_What is needed_
Repeat the material below exactly, with no pictures.

_Input records_
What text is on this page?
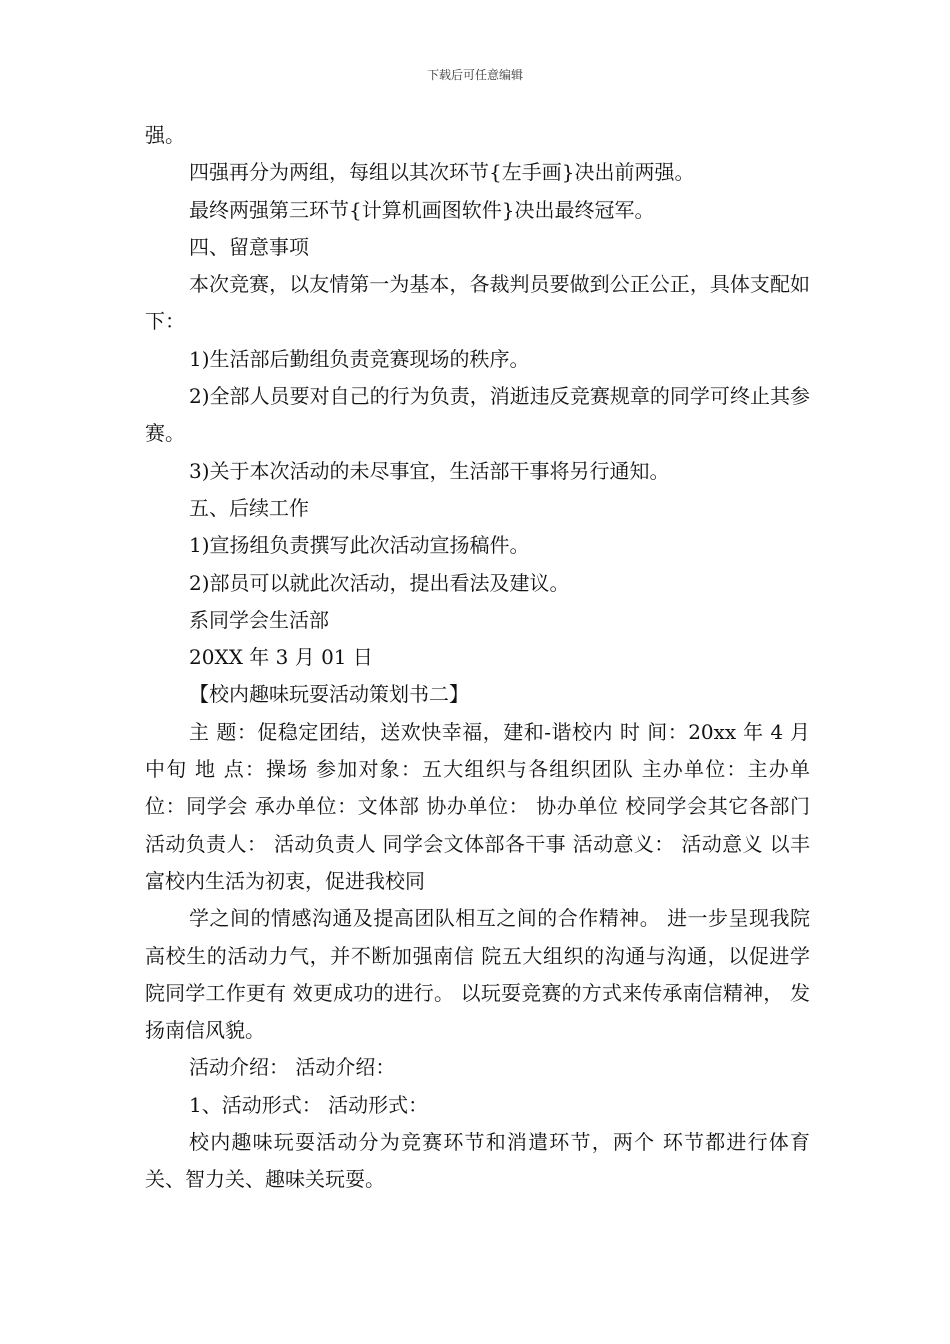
下载后可任意编辑

强。

四强再分为两组，每组以其次环节{左手画}决出前两强。

最终两强第三环节{计算机画图软件}决出最终冠军。

四、留意事项

本次竞赛，以友情第一为基本，各裁判员要做到公正公正，具体支配如下：

1)生活部后勤组负责竞赛现场的秩序。

2)全部人员要对自己的行为负责，消逝违反竞赛规章的同学可终止其参赛。

3)关于本次活动的未尽事宜，生活部干事将另行通知。

五、后续工作

1)宣扬组负责撰写此次活动宣扬稿件。

2)部员可以就此次活动，提出看法及建议。

系同学会生活部

20XX 年 3 月 01 日

【校内趣味玩耍活动策划书二】

主 题：促稳定团结，送欢快幸福，建和-谐校内 时 间：20xx 年 4 月中旬 地 点：操场 参加对象：五大组织与各组织团队 主办单位：主办单位：同学会 承办单位：文体部 协办单位： 协办单位 校同学会其它各部门 活动负责人： 活动负责人 同学会文体部各干事 活动意义： 活动意义 以丰富校内生活为初衷，促进我校同

学之间的情感沟通及提高团队相互之间的合作精神。 进一步呈现我院高校生的活动力气，并不断加强南信 院五大组织的沟通与沟通，以促进学院同学工作更有 效更成功的进行。 以玩耍竞赛的方式来传承南信精神， 发扬南信风貌。

活动介绍： 活动介绍：

1、活动形式： 活动形式：

校内趣味玩耍活动分为竞赛环节和消遣环节，两个 环节都进行体育关、智力关、趣味关玩耍。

_Answer_
What text is on this page?
下载后可任意编辑

强。

四强再分为两组，每组以其次环节{左手画}决出前两强。

最终两强第三环节{计算机画图软件}决出最终冠军。

四、留意事项

本次竞赛，以友情第一为基本，各裁判员要做到公正公正，具体支配如下：

1)生活部后勤组负责竞赛现场的秩序。

2)全部人员要对自己的行为负责，消逝违反竞赛规章的同学可终止其参赛。

3)关于本次活动的未尽事宜，生活部干事将另行通知。

五、后续工作

1)宣扬组负责撰写此次活动宣扬稿件。

2)部员可以就此次活动，提出看法及建议。

系同学会生活部

20XX 年 3 月 01 日

【校内趣味玩耍活动策划书二】

主 题：促稳定团结，送欢快幸福，建和-谐校内 时 间：20xx 年 4 月中旬 地 点：操场 参加对象：五大组织与各组织团队 主办单位：主办单位：同学会 承办单位：文体部 协办单位： 协办单位 校同学会其它各部门 活动负责人： 活动负责人 同学会文体部各干事 活动意义： 活动意义 以丰富校内生活为初衷，促进我校同

学之间的情感沟通及提高团队相互之间的合作精神。 进一步呈现我院高校生的活动力气，并不断加强南信 院五大组织的沟通与沟通，以促进学院同学工作更有 效更成功的进行。 以玩耍竞赛的方式来传承南信精神， 发扬南信风貌。

活动介绍： 活动介绍：

1、活动形式： 活动形式：

校内趣味玩耍活动分为竞赛环节和消遣环节，两个 环节都进行体育关、智力关、趣味关玩耍。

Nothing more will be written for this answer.